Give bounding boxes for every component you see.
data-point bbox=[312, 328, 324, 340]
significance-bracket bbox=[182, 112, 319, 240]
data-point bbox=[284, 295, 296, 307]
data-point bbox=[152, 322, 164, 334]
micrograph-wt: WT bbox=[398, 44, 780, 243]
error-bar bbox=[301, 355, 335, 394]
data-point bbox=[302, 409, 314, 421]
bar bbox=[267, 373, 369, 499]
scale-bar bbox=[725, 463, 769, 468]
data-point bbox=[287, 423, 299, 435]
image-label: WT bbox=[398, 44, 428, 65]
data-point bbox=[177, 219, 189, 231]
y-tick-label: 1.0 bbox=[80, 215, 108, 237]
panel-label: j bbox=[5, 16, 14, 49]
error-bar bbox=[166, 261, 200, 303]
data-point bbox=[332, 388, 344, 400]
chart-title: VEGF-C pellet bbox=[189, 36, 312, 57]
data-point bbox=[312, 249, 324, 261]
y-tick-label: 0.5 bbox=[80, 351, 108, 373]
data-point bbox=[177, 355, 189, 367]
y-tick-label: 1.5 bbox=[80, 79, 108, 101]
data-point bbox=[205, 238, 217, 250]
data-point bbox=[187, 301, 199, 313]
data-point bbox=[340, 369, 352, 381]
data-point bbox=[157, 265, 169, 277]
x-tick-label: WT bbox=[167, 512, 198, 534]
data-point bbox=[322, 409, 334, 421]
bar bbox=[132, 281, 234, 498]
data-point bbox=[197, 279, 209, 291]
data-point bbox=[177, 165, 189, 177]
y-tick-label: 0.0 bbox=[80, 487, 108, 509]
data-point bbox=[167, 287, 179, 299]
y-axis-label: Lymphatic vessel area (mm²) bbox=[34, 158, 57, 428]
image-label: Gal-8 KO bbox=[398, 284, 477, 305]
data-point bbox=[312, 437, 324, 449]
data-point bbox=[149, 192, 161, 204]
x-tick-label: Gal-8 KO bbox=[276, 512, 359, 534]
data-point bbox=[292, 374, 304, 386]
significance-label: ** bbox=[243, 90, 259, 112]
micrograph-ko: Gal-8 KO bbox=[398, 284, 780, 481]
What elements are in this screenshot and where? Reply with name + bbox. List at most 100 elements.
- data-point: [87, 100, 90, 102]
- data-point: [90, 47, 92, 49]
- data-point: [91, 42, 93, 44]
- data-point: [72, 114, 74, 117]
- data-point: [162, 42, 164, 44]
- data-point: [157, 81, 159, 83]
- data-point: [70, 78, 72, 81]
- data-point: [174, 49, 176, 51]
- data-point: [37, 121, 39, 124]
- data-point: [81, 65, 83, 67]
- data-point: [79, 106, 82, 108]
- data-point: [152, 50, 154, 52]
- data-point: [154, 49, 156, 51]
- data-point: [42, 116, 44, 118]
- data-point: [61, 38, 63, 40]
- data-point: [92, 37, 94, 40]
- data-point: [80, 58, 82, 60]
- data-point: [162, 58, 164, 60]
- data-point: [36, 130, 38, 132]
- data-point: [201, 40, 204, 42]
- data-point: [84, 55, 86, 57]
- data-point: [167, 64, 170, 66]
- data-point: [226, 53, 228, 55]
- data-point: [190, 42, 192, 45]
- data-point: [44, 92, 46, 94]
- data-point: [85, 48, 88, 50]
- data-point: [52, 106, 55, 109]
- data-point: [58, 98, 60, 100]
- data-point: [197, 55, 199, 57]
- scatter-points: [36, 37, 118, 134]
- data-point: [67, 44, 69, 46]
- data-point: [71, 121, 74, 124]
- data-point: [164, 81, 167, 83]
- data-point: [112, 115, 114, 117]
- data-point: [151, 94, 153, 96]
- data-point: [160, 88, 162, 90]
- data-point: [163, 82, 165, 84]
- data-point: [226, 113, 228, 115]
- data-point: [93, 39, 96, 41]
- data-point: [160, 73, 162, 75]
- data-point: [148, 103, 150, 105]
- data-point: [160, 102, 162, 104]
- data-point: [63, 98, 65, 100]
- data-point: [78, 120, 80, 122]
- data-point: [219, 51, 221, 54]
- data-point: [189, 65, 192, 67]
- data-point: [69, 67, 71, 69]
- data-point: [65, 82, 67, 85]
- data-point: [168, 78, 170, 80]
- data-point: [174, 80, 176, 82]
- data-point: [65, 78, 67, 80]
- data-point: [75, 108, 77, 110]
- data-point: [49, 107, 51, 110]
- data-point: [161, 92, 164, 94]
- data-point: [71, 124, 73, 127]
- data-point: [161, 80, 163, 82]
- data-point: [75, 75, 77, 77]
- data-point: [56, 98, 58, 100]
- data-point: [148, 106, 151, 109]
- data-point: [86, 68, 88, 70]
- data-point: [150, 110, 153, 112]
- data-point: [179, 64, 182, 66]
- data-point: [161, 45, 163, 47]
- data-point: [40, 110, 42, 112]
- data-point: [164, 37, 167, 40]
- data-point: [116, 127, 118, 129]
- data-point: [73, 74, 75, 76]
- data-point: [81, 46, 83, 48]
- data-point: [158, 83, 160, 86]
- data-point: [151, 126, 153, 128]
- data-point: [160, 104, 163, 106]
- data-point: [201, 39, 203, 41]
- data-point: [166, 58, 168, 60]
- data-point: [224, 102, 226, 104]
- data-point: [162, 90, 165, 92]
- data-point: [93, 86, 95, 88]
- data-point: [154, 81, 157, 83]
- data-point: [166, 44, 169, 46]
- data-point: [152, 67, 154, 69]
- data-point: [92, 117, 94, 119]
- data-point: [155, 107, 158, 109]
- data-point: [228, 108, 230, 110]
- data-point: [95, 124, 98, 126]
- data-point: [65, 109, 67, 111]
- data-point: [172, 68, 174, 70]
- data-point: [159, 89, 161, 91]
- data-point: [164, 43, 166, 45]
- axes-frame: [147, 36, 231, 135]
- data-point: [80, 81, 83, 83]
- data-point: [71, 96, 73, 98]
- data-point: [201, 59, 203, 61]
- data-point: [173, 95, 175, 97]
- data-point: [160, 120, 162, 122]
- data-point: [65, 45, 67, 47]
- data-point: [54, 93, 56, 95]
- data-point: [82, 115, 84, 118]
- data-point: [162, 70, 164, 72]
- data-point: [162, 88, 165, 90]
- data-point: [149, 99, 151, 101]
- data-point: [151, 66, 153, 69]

What to produce
Please render the listing above as a numbered list with one entry per line, leaving out any blank lines.

Task response
1. Give bounding boxes for every component you see.
2. data-point bbox=[312, 328, 324, 340]
3. significance-bracket bbox=[182, 112, 319, 240]
4. data-point bbox=[284, 295, 296, 307]
5. data-point bbox=[152, 322, 164, 334]
6. micrograph-wt: WT bbox=[398, 44, 780, 243]
7. error-bar bbox=[301, 355, 335, 394]
8. data-point bbox=[302, 409, 314, 421]
9. bar bbox=[267, 373, 369, 499]
10. scale-bar bbox=[725, 463, 769, 468]
11. data-point bbox=[287, 423, 299, 435]
12. image-label: WT bbox=[398, 44, 428, 65]
13. data-point bbox=[177, 219, 189, 231]
14. y-tick-label: 1.0 bbox=[80, 215, 108, 237]
15. panel-label: j bbox=[5, 16, 14, 49]
16. error-bar bbox=[166, 261, 200, 303]
17. data-point bbox=[332, 388, 344, 400]
18. chart-title: VEGF-C pellet bbox=[189, 36, 312, 57]
19. data-point bbox=[312, 249, 324, 261]
20. y-tick-label: 0.5 bbox=[80, 351, 108, 373]
21. data-point bbox=[177, 355, 189, 367]
22. y-tick-label: 1.5 bbox=[80, 79, 108, 101]
23. data-point bbox=[205, 238, 217, 250]
24. data-point bbox=[187, 301, 199, 313]
25. data-point bbox=[340, 369, 352, 381]
26. data-point bbox=[157, 265, 169, 277]
27. x-tick-label: WT bbox=[167, 512, 198, 534]
28. data-point bbox=[322, 409, 334, 421]
29. bar bbox=[132, 281, 234, 498]
30. data-point bbox=[197, 279, 209, 291]
31. data-point bbox=[177, 165, 189, 177]
32. y-tick-label: 0.0 bbox=[80, 487, 108, 509]
33. data-point bbox=[167, 287, 179, 299]
34. y-axis-label: Lymphatic vessel area (mm²) bbox=[34, 158, 57, 428]
35. image-label: Gal-8 KO bbox=[398, 284, 477, 305]
36. data-point bbox=[312, 437, 324, 449]
37. data-point bbox=[149, 192, 161, 204]
38. x-tick-label: Gal-8 KO bbox=[276, 512, 359, 534]
39. data-point bbox=[292, 374, 304, 386]
40. significance-label: ** bbox=[243, 90, 259, 112]
41. micrograph-ko: Gal-8 KO bbox=[398, 284, 780, 481]
42. What elements are in this screenshot and where? Reply with name + bbox. List at most 100 elements.
43. - data-point: [87, 100, 90, 102]
44. - data-point: [90, 47, 92, 49]
45. - data-point: [91, 42, 93, 44]
46. - data-point: [72, 114, 74, 117]
47. - data-point: [162, 42, 164, 44]
48. - data-point: [157, 81, 159, 83]
49. - data-point: [70, 78, 72, 81]
50. - data-point: [174, 49, 176, 51]
51. - data-point: [37, 121, 39, 124]
52. - data-point: [81, 65, 83, 67]
53. - data-point: [79, 106, 82, 108]
54. - data-point: [152, 50, 154, 52]
55. - data-point: [154, 49, 156, 51]
56. - data-point: [42, 116, 44, 118]
57. - data-point: [61, 38, 63, 40]
58. - data-point: [92, 37, 94, 40]
59. - data-point: [80, 58, 82, 60]
60. - data-point: [162, 58, 164, 60]
61. - data-point: [36, 130, 38, 132]
62. - data-point: [201, 40, 204, 42]
63. - data-point: [84, 55, 86, 57]
64. - data-point: [167, 64, 170, 66]
65. - data-point: [226, 53, 228, 55]
66. - data-point: [190, 42, 192, 45]
67. - data-point: [44, 92, 46, 94]
68. - data-point: [85, 48, 88, 50]
69. - data-point: [52, 106, 55, 109]
70. - data-point: [58, 98, 60, 100]
71. - data-point: [197, 55, 199, 57]
72. - scatter-points: [36, 37, 118, 134]
73. - data-point: [67, 44, 69, 46]
74. - data-point: [71, 121, 74, 124]
75. - data-point: [164, 81, 167, 83]
76. - data-point: [112, 115, 114, 117]
77. - data-point: [151, 94, 153, 96]
78. - data-point: [160, 88, 162, 90]
79. - data-point: [163, 82, 165, 84]
80. - data-point: [226, 113, 228, 115]
81. - data-point: [93, 39, 96, 41]
82. - data-point: [160, 73, 162, 75]
83. - data-point: [148, 103, 150, 105]
84. - data-point: [160, 102, 162, 104]
85. - data-point: [63, 98, 65, 100]
86. - data-point: [78, 120, 80, 122]
87. - data-point: [219, 51, 221, 54]
88. - data-point: [189, 65, 192, 67]
89. - data-point: [69, 67, 71, 69]
90. - data-point: [65, 82, 67, 85]
91. - data-point: [168, 78, 170, 80]
92. - data-point: [174, 80, 176, 82]
93. - data-point: [65, 78, 67, 80]
94. - data-point: [75, 108, 77, 110]
95. - data-point: [49, 107, 51, 110]
96. - data-point: [161, 92, 164, 94]
97. - data-point: [71, 124, 73, 127]
98. - data-point: [161, 80, 163, 82]
99. - data-point: [75, 75, 77, 77]
100. - data-point: [56, 98, 58, 100]
101. - data-point: [148, 106, 151, 109]
102. - data-point: [86, 68, 88, 70]
103. - data-point: [150, 110, 153, 112]
104. - data-point: [179, 64, 182, 66]
105. - data-point: [161, 45, 163, 47]
106. - data-point: [40, 110, 42, 112]
107. - data-point: [164, 37, 167, 40]
108. - data-point: [116, 127, 118, 129]
109. - data-point: [73, 74, 75, 76]
110. - data-point: [81, 46, 83, 48]
111. - data-point: [158, 83, 160, 86]
112. - data-point: [151, 126, 153, 128]
113. - data-point: [160, 104, 163, 106]
114. - data-point: [201, 39, 203, 41]
115. - data-point: [166, 58, 168, 60]
116. - data-point: [224, 102, 226, 104]
117. - data-point: [162, 90, 165, 92]
118. - data-point: [93, 86, 95, 88]
119. - data-point: [154, 81, 157, 83]
120. - data-point: [166, 44, 169, 46]
121. - data-point: [152, 67, 154, 69]
122. - data-point: [92, 117, 94, 119]
123. - data-point: [155, 107, 158, 109]
124. - data-point: [228, 108, 230, 110]
125. - data-point: [95, 124, 98, 126]
126. - data-point: [65, 109, 67, 111]
127. - data-point: [172, 68, 174, 70]
128. - data-point: [159, 89, 161, 91]
129. - data-point: [164, 43, 166, 45]
130. - axes-frame: [147, 36, 231, 135]
131. - data-point: [80, 81, 83, 83]
132. - data-point: [71, 96, 73, 98]
133. - data-point: [201, 59, 203, 61]
134. - data-point: [173, 95, 175, 97]
135. - data-point: [160, 120, 162, 122]
136. - data-point: [65, 45, 67, 47]
137. - data-point: [54, 93, 56, 95]
138. - data-point: [82, 115, 84, 118]
139. - data-point: [162, 70, 164, 72]
140. - data-point: [162, 88, 165, 90]
141. - data-point: [149, 99, 151, 101]
142. - data-point: [151, 66, 153, 69]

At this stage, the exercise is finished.